── INPUT DATA ──

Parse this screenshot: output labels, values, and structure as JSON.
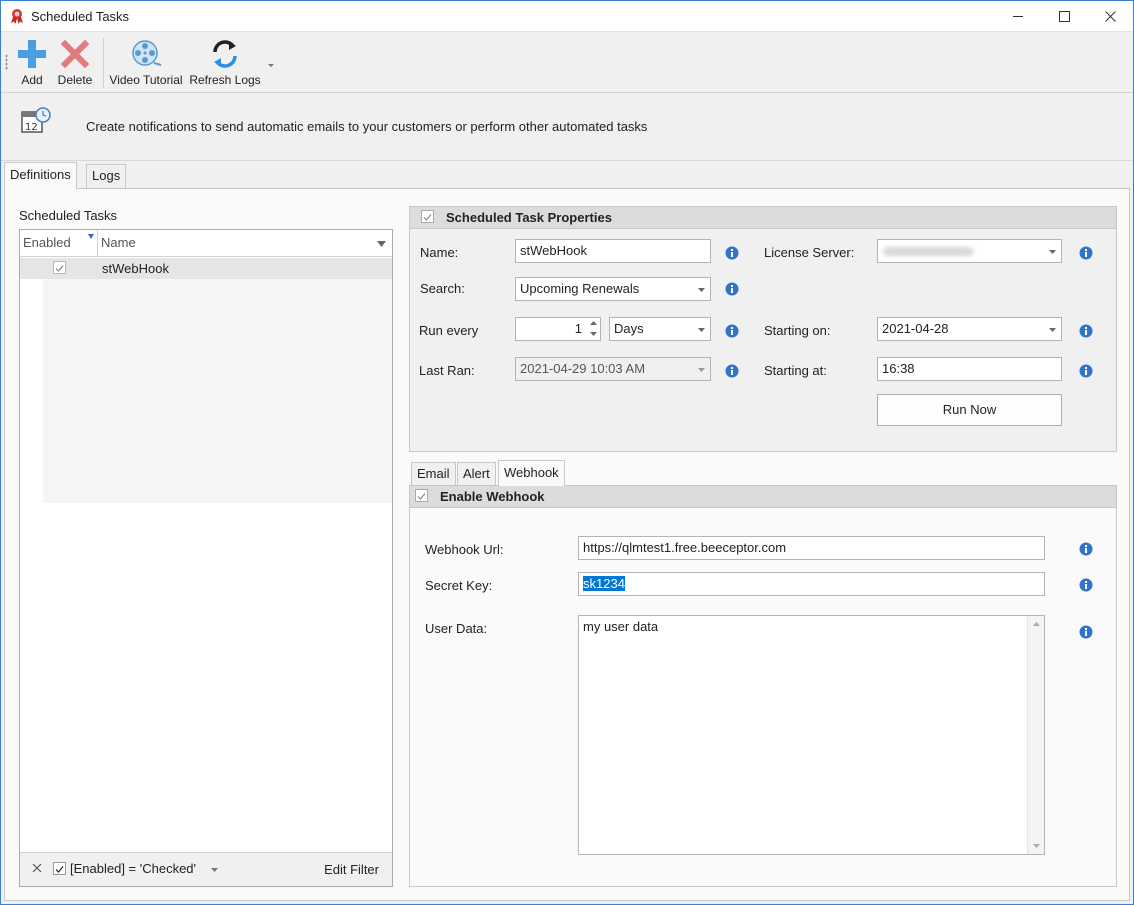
{
  "window": {
    "title": "Scheduled Tasks",
    "icon": "ribbon-icon",
    "accent": "#3b7fd4"
  },
  "toolbar": {
    "add_label": "Add",
    "delete_label": "Delete",
    "video_label": "Video Tutorial",
    "refresh_label": "Refresh Logs"
  },
  "banner": {
    "text": "Create notifications to send automatic emails to your customers or perform other automated tasks"
  },
  "tabs": [
    {
      "label": "Definitions",
      "active": true
    },
    {
      "label": "Logs",
      "active": false
    }
  ],
  "left_panel": {
    "title": "Scheduled Tasks",
    "columns": [
      "Enabled",
      "Name"
    ],
    "rows": [
      {
        "enabled": true,
        "name": "stWebHook"
      }
    ],
    "filter_text": "[Enabled] = 'Checked'",
    "edit_filter_label": "Edit Filter"
  },
  "properties": {
    "title": "Scheduled Task Properties",
    "name_label": "Name:",
    "name_value": "stWebHook",
    "search_label": "Search:",
    "search_value": "Upcoming Renewals",
    "run_every_label": "Run every",
    "run_every_value": "1",
    "run_every_unit": "Days",
    "last_ran_label": "Last Ran:",
    "last_ran_value": "2021-04-29 10:03 AM",
    "license_server_label": "License Server:",
    "license_server_value": "",
    "starting_on_label": "Starting on:",
    "starting_on_value": "2021-04-28",
    "starting_at_label": "Starting at:",
    "starting_at_value": "16:38",
    "run_now_label": "Run Now"
  },
  "inner_tabs": [
    {
      "label": "Email",
      "active": false
    },
    {
      "label": "Alert",
      "active": false
    },
    {
      "label": "Webhook",
      "active": true
    }
  ],
  "webhook": {
    "enable_label": "Enable Webhook",
    "url_label": "Webhook Url:",
    "url_value": "https://qlmtest1.free.beeceptor.com",
    "secret_label": "Secret Key:",
    "secret_value": "sk1234",
    "user_data_label": "User Data:",
    "user_data_value": "my user data"
  }
}
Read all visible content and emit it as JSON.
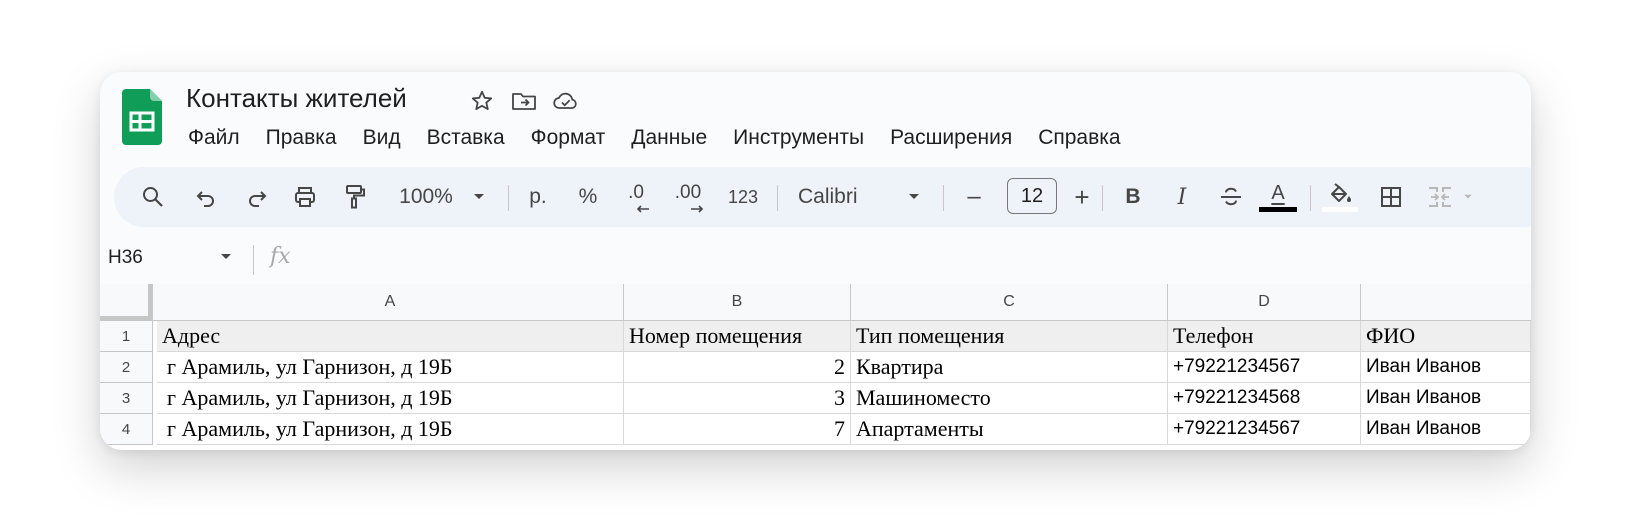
{
  "doc": {
    "title": "Контакты жителей"
  },
  "menu": [
    "Файл",
    "Правка",
    "Вид",
    "Вставка",
    "Формат",
    "Данные",
    "Инструменты",
    "Расширения",
    "Справка"
  ],
  "toolbar": {
    "zoom": "100%",
    "currency": "р.",
    "percent": "%",
    "decrease_decimals": ".0",
    "increase_decimals": ".00",
    "number_format": "123",
    "font": "Calibri",
    "minus": "–",
    "font_size": "12",
    "plus": "+",
    "bold": "B",
    "italic": "I",
    "text_color_letter": "A",
    "text_color": "#000000"
  },
  "formula_bar": {
    "cell_ref": "H36",
    "fx": "fx"
  },
  "sheet": {
    "columns": [
      "A",
      "B",
      "C",
      "D"
    ],
    "row_numbers": [
      "1",
      "2",
      "3",
      "4"
    ],
    "rows": [
      [
        "Адрес",
        "Номер помещения",
        "Тип помещения",
        "Телефон",
        "ФИО"
      ],
      [
        "г Арамиль, ул Гарнизон, д 19Б",
        "2",
        "Квартира",
        "+79221234567",
        "Иван Иванов"
      ],
      [
        "г Арамиль, ул Гарнизон, д 19Б",
        "3",
        "Машиноместо",
        "+79221234568",
        "Иван Иванов"
      ],
      [
        "г Арамиль, ул Гарнизон, д 19Б",
        "7",
        "Апартаменты",
        "+79221234567",
        "Иван Иванов"
      ]
    ]
  },
  "colors": {
    "logo_green": "#0f9d58",
    "toolbar_bg": "#eef2f9",
    "header_row_bg": "#efefef"
  }
}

───

Search the data above for the string "stWebHook" and return every line that has it.

        "name": "stWebHook"
    "name_value": "stWebHook",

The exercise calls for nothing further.